Begin
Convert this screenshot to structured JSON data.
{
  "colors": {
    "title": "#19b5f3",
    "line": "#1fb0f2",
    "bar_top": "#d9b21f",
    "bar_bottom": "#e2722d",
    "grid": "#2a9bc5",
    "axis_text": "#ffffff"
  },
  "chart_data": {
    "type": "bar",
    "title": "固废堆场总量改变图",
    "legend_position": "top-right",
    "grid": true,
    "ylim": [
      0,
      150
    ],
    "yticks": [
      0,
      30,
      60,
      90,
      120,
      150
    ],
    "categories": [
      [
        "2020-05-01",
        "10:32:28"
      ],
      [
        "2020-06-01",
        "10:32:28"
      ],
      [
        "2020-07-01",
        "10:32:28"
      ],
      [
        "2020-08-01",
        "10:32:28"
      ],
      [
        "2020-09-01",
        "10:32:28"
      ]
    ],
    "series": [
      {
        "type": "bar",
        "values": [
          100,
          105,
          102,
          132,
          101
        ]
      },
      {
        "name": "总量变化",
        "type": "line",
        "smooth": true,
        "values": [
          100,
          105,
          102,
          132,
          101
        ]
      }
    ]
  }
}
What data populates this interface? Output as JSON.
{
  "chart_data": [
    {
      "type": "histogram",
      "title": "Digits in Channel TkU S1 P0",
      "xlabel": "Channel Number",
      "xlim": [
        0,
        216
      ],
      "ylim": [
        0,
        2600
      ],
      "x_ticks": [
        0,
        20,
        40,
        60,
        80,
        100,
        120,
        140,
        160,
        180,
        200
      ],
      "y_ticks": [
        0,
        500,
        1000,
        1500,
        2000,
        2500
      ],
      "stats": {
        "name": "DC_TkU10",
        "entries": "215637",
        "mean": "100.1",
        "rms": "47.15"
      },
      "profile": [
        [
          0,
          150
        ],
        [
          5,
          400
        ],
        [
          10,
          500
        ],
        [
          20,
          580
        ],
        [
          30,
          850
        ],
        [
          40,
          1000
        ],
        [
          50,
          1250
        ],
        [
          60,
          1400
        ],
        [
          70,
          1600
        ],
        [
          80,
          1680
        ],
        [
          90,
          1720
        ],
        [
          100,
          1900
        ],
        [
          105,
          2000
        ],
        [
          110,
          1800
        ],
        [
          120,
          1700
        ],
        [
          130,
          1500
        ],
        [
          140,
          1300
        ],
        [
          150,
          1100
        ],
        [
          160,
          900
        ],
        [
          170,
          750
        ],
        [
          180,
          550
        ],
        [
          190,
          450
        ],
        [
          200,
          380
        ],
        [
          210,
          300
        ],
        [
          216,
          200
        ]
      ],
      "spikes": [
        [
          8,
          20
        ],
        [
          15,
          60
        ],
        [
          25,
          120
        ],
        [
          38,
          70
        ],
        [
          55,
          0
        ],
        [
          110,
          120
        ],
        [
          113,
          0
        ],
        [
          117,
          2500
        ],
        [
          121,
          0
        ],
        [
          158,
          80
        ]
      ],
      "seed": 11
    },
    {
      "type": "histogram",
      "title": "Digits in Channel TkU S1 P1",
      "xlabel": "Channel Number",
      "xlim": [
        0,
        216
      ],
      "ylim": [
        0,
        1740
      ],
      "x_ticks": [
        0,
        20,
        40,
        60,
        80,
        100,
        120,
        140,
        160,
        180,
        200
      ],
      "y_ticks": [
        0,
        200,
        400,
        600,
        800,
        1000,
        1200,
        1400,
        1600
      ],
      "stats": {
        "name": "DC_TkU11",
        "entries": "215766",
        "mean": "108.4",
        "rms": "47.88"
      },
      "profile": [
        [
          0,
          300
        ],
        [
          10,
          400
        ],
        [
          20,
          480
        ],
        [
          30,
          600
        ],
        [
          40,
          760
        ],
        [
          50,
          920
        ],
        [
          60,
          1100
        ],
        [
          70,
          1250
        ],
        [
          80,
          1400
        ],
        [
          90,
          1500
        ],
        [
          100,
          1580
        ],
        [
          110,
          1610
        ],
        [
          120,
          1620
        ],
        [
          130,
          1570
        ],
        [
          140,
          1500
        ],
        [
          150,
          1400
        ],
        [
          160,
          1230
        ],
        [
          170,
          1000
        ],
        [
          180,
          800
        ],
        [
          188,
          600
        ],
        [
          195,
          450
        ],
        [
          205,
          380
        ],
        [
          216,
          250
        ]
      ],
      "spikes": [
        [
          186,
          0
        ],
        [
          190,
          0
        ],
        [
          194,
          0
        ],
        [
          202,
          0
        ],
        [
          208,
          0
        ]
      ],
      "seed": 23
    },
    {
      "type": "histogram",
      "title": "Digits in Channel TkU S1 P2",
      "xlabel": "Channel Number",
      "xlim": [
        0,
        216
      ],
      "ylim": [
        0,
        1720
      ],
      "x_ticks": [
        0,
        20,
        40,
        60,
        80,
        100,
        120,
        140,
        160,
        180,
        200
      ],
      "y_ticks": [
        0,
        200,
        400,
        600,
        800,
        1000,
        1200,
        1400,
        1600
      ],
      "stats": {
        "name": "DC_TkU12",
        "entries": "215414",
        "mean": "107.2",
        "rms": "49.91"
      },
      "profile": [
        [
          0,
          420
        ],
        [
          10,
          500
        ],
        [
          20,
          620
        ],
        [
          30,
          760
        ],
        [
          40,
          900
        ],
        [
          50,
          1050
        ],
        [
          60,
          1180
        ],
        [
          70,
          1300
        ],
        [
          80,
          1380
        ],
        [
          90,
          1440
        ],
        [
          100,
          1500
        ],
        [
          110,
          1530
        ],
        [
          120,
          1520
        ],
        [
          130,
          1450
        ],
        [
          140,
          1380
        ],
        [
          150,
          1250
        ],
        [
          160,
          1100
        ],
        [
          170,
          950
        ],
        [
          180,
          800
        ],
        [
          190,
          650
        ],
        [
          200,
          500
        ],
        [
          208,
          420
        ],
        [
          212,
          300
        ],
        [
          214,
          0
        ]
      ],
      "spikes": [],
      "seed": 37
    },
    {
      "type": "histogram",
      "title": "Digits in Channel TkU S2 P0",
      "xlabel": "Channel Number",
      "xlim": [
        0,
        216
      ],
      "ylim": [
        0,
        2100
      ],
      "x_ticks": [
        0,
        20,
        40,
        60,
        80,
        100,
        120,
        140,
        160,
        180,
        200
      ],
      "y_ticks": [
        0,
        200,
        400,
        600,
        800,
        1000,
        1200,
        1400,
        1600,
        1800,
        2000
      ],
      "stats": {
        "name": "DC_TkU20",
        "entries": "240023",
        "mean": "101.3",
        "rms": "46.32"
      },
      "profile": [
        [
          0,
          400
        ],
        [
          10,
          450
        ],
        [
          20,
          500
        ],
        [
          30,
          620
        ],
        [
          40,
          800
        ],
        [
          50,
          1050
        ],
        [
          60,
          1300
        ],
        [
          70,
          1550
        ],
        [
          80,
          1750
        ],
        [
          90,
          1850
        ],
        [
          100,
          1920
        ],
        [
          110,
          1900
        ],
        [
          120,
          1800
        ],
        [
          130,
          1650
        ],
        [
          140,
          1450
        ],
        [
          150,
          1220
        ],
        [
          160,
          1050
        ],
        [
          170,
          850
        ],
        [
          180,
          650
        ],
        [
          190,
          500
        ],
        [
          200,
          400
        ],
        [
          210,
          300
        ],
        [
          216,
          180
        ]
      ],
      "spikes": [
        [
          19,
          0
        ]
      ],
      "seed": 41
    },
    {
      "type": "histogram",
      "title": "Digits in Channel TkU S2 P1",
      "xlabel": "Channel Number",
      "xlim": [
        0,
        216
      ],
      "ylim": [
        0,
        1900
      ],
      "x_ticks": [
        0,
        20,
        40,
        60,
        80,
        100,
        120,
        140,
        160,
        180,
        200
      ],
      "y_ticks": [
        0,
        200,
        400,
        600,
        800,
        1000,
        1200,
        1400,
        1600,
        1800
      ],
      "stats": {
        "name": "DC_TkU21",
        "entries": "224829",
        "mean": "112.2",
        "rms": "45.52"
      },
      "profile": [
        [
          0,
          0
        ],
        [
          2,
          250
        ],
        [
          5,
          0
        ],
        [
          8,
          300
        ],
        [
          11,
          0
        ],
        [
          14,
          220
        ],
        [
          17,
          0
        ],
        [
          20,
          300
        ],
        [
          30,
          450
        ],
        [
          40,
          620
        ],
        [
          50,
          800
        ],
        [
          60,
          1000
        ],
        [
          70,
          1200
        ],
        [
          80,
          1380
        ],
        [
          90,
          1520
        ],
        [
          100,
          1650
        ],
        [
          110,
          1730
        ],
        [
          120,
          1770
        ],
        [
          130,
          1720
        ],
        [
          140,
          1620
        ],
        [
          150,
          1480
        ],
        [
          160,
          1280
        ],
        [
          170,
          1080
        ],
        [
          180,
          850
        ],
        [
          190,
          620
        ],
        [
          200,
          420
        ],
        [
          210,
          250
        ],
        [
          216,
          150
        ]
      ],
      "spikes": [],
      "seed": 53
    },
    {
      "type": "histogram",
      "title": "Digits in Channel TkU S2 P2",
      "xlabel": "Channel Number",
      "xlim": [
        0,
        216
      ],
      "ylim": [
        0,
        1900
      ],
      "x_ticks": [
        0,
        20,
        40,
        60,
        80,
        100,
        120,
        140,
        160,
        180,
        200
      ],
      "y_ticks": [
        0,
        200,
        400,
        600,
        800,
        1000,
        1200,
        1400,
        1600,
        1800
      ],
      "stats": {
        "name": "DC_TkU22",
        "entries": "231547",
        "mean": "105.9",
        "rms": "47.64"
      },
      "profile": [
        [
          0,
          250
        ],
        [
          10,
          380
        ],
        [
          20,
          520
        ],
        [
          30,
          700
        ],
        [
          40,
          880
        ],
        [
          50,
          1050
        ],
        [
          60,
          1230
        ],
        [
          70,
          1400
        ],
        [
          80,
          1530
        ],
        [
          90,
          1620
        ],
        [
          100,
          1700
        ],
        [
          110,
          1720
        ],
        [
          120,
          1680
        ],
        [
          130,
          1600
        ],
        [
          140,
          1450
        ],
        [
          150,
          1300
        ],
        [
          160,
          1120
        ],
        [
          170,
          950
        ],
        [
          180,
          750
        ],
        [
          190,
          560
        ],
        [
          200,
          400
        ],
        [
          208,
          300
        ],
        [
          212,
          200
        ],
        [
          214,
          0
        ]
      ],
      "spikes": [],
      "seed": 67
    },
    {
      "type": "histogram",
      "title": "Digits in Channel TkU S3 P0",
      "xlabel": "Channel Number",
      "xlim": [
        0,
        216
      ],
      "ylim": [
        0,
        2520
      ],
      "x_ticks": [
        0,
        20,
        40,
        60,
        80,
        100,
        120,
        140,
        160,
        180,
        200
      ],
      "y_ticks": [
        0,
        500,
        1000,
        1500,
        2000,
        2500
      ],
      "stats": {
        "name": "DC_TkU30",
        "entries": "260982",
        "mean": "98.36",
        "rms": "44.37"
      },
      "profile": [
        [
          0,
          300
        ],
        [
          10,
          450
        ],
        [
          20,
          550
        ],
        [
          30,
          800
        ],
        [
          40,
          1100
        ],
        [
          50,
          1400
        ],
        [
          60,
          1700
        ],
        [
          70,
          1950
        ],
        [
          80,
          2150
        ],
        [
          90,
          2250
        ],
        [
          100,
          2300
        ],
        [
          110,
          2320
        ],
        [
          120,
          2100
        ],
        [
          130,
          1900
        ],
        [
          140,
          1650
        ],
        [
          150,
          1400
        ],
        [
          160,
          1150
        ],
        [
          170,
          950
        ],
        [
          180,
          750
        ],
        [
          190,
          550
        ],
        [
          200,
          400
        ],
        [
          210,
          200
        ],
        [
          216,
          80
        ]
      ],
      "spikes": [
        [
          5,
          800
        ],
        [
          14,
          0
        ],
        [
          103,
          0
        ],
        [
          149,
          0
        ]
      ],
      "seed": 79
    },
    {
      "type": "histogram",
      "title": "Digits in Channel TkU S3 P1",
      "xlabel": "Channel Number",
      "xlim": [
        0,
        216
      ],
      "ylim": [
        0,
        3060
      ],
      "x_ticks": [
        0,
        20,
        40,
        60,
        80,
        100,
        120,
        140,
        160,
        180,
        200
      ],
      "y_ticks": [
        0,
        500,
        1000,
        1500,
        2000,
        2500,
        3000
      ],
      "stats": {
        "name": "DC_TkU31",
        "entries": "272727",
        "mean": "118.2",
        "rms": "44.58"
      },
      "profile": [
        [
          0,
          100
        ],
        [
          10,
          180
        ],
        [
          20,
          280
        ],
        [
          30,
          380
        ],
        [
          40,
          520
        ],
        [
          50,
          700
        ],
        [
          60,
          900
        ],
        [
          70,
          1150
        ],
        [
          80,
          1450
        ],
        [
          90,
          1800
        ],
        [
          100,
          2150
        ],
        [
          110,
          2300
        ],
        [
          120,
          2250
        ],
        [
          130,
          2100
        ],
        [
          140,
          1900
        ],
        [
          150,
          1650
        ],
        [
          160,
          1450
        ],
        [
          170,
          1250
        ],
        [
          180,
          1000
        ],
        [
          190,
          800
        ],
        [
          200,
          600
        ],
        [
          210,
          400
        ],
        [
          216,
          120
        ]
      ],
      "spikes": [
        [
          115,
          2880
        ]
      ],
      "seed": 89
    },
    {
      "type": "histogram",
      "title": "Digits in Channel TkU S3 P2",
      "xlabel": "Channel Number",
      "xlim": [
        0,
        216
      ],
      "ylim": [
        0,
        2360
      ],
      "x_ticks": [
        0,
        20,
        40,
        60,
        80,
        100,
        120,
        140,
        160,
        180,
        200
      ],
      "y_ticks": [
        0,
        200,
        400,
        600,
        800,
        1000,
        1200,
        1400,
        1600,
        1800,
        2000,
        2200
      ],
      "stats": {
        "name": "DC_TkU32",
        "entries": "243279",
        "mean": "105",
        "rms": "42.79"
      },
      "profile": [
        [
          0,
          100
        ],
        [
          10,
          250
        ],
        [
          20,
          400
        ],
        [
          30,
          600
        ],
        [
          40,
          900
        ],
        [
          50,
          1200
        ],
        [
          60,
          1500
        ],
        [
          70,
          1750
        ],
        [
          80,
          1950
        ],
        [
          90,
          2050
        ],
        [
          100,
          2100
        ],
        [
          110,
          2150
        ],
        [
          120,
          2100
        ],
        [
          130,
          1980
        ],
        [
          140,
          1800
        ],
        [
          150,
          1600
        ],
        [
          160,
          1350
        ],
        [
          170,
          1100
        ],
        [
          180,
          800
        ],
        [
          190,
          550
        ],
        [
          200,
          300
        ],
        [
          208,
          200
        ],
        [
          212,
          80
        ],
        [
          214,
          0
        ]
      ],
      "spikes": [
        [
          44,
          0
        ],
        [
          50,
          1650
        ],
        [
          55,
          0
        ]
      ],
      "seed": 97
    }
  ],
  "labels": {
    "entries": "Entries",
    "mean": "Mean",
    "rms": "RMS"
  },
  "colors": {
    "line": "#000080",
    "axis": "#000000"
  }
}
End
Identify every line where the string "this" appears.

Convert this screenshot to structured JSON data.
What data populates this interface? Output as JSON.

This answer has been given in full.